JOB:
Will you quote all of the entries, word for word?

Source records
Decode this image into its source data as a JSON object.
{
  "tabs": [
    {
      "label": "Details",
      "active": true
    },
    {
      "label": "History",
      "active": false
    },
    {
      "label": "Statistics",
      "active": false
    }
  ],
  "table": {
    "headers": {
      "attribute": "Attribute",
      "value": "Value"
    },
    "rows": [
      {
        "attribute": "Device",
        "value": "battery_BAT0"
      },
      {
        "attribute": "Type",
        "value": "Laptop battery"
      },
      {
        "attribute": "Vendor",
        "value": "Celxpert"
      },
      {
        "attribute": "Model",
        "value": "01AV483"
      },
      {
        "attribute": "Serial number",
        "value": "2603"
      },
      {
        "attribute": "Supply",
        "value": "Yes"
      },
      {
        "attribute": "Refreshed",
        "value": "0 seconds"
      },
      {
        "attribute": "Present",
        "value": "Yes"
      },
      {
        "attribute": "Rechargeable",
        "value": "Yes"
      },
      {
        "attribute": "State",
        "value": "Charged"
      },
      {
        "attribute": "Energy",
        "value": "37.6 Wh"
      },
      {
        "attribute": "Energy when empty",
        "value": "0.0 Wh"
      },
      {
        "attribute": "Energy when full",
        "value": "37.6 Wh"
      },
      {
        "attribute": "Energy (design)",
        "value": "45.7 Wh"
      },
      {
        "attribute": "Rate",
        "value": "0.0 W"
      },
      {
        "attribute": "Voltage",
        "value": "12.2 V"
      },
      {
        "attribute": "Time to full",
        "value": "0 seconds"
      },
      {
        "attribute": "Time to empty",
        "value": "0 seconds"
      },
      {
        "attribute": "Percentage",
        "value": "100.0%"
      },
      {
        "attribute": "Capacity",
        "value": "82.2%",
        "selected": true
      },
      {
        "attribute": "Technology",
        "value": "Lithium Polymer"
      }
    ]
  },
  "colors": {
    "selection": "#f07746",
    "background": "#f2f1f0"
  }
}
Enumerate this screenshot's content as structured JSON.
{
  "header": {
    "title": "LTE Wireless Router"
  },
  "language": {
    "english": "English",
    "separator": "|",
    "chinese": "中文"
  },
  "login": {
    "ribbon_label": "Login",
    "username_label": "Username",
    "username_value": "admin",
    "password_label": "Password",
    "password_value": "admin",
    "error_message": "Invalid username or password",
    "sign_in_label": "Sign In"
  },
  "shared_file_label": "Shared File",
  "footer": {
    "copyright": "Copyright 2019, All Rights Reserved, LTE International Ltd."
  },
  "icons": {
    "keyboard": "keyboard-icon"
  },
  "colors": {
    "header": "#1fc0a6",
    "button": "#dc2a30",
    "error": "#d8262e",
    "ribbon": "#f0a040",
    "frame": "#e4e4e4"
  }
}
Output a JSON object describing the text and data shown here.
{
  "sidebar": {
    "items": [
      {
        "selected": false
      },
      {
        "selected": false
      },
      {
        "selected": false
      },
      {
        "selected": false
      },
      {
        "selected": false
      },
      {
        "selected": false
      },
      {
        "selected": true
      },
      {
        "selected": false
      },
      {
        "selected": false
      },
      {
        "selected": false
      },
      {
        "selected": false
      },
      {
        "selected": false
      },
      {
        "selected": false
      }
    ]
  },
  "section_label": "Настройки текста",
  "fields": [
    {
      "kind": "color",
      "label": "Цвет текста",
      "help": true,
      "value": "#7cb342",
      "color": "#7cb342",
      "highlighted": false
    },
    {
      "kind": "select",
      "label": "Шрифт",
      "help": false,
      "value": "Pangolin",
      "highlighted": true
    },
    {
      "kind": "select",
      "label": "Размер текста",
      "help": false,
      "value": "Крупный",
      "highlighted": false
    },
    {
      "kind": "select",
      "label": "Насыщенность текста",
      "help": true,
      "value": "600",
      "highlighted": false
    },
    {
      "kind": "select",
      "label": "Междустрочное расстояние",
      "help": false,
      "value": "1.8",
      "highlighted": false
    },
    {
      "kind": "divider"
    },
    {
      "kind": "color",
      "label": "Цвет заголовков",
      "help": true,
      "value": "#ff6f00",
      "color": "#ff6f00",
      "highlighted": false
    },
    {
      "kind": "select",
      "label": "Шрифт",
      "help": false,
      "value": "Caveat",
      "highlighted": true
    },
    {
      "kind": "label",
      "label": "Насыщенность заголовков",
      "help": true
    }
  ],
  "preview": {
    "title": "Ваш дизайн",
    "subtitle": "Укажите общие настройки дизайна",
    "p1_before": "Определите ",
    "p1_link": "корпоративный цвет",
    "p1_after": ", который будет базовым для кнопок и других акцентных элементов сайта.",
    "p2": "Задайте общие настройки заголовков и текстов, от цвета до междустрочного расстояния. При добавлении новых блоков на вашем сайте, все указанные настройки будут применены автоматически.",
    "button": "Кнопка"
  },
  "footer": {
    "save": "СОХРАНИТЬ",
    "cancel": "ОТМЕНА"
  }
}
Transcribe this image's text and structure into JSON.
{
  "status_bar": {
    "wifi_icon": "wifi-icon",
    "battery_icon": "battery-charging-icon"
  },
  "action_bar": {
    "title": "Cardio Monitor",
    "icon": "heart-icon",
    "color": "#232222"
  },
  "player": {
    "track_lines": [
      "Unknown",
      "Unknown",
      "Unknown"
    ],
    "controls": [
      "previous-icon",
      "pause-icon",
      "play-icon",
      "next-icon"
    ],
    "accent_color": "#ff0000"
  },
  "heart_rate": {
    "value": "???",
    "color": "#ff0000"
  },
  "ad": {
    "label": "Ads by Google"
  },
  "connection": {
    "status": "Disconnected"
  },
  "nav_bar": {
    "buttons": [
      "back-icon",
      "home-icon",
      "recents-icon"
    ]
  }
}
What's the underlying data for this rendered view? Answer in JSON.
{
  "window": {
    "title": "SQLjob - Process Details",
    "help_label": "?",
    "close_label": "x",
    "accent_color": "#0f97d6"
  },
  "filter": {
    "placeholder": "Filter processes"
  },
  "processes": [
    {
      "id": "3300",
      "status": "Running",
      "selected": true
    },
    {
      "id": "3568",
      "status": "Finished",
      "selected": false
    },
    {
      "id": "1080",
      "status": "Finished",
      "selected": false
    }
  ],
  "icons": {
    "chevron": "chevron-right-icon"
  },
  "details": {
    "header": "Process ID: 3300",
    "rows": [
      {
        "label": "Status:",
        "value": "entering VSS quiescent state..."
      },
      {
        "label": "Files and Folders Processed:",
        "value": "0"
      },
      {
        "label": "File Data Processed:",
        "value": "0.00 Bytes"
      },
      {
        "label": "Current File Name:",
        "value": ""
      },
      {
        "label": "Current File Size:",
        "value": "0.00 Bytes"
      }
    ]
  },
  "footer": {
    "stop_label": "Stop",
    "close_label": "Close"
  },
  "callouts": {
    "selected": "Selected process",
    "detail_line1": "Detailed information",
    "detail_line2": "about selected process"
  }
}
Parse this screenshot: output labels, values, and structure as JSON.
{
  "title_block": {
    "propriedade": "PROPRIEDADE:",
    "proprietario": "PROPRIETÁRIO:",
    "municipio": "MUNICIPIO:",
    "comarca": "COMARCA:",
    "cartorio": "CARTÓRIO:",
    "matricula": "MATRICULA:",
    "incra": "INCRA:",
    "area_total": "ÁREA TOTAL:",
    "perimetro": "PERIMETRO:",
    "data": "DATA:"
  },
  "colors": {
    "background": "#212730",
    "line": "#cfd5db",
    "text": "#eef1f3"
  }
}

EXPECTED ANSWER:
Decode this image into its source data as a JSON object.
{
  "tabs": [
    {
      "label": "Details",
      "active": true
    },
    {
      "label": "History",
      "active": false
    },
    {
      "label": "Statistics",
      "active": false
    }
  ],
  "table": {
    "headers": {
      "attribute": "Attribute",
      "value": "Value"
    },
    "rows": [
      {
        "attribute": "Device",
        "value": "battery_BAT0"
      },
      {
        "attribute": "Type",
        "value": "Laptop battery"
      },
      {
        "attribute": "Vendor",
        "value": "Celxpert"
      },
      {
        "attribute": "Model",
        "value": "01AV483"
      },
      {
        "attribute": "Serial number",
        "value": "2603"
      },
      {
        "attribute": "Supply",
        "value": "Yes"
      },
      {
        "attribute": "Refreshed",
        "value": "0 seconds"
      },
      {
        "attribute": "Present",
        "value": "Yes"
      },
      {
        "attribute": "Rechargeable",
        "value": "Yes"
      },
      {
        "attribute": "State",
        "value": "Charged"
      },
      {
        "attribute": "Energy",
        "value": "37.6 Wh"
      },
      {
        "attribute": "Energy when empty",
        "value": "0.0 Wh"
      },
      {
        "attribute": "Energy when full",
        "value": "37.6 Wh"
      },
      {
        "attribute": "Energy (design)",
        "value": "45.7 Wh"
      },
      {
        "attribute": "Rate",
        "value": "0.0 W"
      },
      {
        "attribute": "Voltage",
        "value": "12.2 V"
      },
      {
        "attribute": "Time to full",
        "value": "0 seconds"
      },
      {
        "attribute": "Time to empty",
        "value": "0 seconds"
      },
      {
        "attribute": "Percentage",
        "value": "100.0%"
      },
      {
        "attribute": "Capacity",
        "value": "82.2%",
        "selected": true
      },
      {
        "attribute": "Technology",
        "value": "Lithium Polymer"
      }
    ]
  },
  "colors": {
    "selection": "#f07746",
    "background": "#f2f1f0"
  }
}
Enumerate this screenshot's content as structured JSON.
{
  "header": {
    "title": "LTE Wireless Router"
  },
  "language": {
    "english": "English",
    "separator": "|",
    "chinese": "中文"
  },
  "login": {
    "ribbon_label": "Login",
    "username_label": "Username",
    "username_value": "admin",
    "password_label": "Password",
    "password_value": "admin",
    "error_message": "Invalid username or password",
    "sign_in_label": "Sign In"
  },
  "shared_file_label": "Shared File",
  "footer": {
    "copyright": "Copyright 2019, All Rights Reserved, LTE International Ltd."
  },
  "icons": {
    "keyboard": "keyboard-icon"
  },
  "colors": {
    "header": "#1fc0a6",
    "button": "#dc2a30",
    "error": "#d8262e",
    "ribbon": "#f0a040",
    "frame": "#e4e4e4"
  }
}
Output a JSON object describing the text and data shown here.
{
  "sidebar": {
    "items": [
      {
        "selected": false
      },
      {
        "selected": false
      },
      {
        "selected": false
      },
      {
        "selected": false
      },
      {
        "selected": false
      },
      {
        "selected": false
      },
      {
        "selected": true
      },
      {
        "selected": false
      },
      {
        "selected": false
      },
      {
        "selected": false
      },
      {
        "selected": false
      },
      {
        "selected": false
      },
      {
        "selected": false
      }
    ]
  },
  "section_label": "Настройки текста",
  "fields": [
    {
      "kind": "color",
      "label": "Цвет текста",
      "help": true,
      "value": "#7cb342",
      "color": "#7cb342",
      "highlighted": false
    },
    {
      "kind": "select",
      "label": "Шрифт",
      "help": false,
      "value": "Pangolin",
      "highlighted": true
    },
    {
      "kind": "select",
      "label": "Размер текста",
      "help": false,
      "value": "Крупный",
      "highlighted": false
    },
    {
      "kind": "select",
      "label": "Насыщенность текста",
      "help": true,
      "value": "600",
      "highlighted": false
    },
    {
      "kind": "select",
      "label": "Междустрочное расстояние",
      "help": false,
      "value": "1.8",
      "highlighted": false
    },
    {
      "kind": "divider"
    },
    {
      "kind": "color",
      "label": "Цвет заголовков",
      "help": true,
      "value": "#ff6f00",
      "color": "#ff6f00",
      "highlighted": false
    },
    {
      "kind": "select",
      "label": "Шрифт",
      "help": false,
      "value": "Caveat",
      "highlighted": true
    },
    {
      "kind": "label",
      "label": "Насыщенность заголовков",
      "help": true
    }
  ],
  "preview": {
    "title": "Ваш дизайн",
    "subtitle": "Укажите общие настройки дизайна",
    "p1_before": "Определите ",
    "p1_link": "корпоративный цвет",
    "p1_after": ", который будет базовым для кнопок и других акцентных элементов сайта.",
    "p2": "Задайте общие настройки заголовков и текстов, от цвета до междустрочного расстояния. При добавлении новых блоков на вашем сайте, все указанные настройки будут применены автоматически.",
    "button": "Кнопка"
  },
  "footer": {
    "save": "СОХРАНИТЬ",
    "cancel": "ОТМЕНА"
  }
}
Transcribe this image's text and structure into JSON.
{
  "status_bar": {
    "wifi_icon": "wifi-icon",
    "battery_icon": "battery-charging-icon"
  },
  "action_bar": {
    "title": "Cardio Monitor",
    "icon": "heart-icon",
    "color": "#232222"
  },
  "player": {
    "track_lines": [
      "Unknown",
      "Unknown",
      "Unknown"
    ],
    "controls": [
      "previous-icon",
      "pause-icon",
      "play-icon",
      "next-icon"
    ],
    "accent_color": "#ff0000"
  },
  "heart_rate": {
    "value": "???",
    "color": "#ff0000"
  },
  "ad": {
    "label": "Ads by Google"
  },
  "connection": {
    "status": "Disconnected"
  },
  "nav_bar": {
    "buttons": [
      "back-icon",
      "home-icon",
      "recents-icon"
    ]
  }
}
What's the underlying data for this rendered view? Answer in JSON.
{
  "window": {
    "title": "SQLjob - Process Details",
    "help_label": "?",
    "close_label": "x",
    "accent_color": "#0f97d6"
  },
  "filter": {
    "placeholder": "Filter processes"
  },
  "processes": [
    {
      "id": "3300",
      "status": "Running",
      "selected": true
    },
    {
      "id": "3568",
      "status": "Finished",
      "selected": false
    },
    {
      "id": "1080",
      "status": "Finished",
      "selected": false
    }
  ],
  "icons": {
    "chevron": "chevron-right-icon"
  },
  "details": {
    "header": "Process ID: 3300",
    "rows": [
      {
        "label": "Status:",
        "value": "entering VSS quiescent state..."
      },
      {
        "label": "Files and Folders Processed:",
        "value": "0"
      },
      {
        "label": "File Data Processed:",
        "value": "0.00 Bytes"
      },
      {
        "label": "Current File Name:",
        "value": ""
      },
      {
        "label": "Current File Size:",
        "value": "0.00 Bytes"
      }
    ]
  },
  "footer": {
    "stop_label": "Stop",
    "close_label": "Close"
  },
  "callouts": {
    "selected": "Selected process",
    "detail_line1": "Detailed information",
    "detail_line2": "about selected process"
  }
}
Parse this screenshot: output labels, values, and structure as JSON.
{
  "title_block": {
    "propriedade": "PROPRIEDADE:",
    "proprietario": "PROPRIETÁRIO:",
    "municipio": "MUNICIPIO:",
    "comarca": "COMARCA:",
    "cartorio": "CARTÓRIO:",
    "matricula": "MATRICULA:",
    "incra": "INCRA:",
    "area_total": "ÁREA TOTAL:",
    "perimetro": "PERIMETRO:",
    "data": "DATA:"
  },
  "colors": {
    "background": "#212730",
    "line": "#cfd5db",
    "text": "#eef1f3"
  }
}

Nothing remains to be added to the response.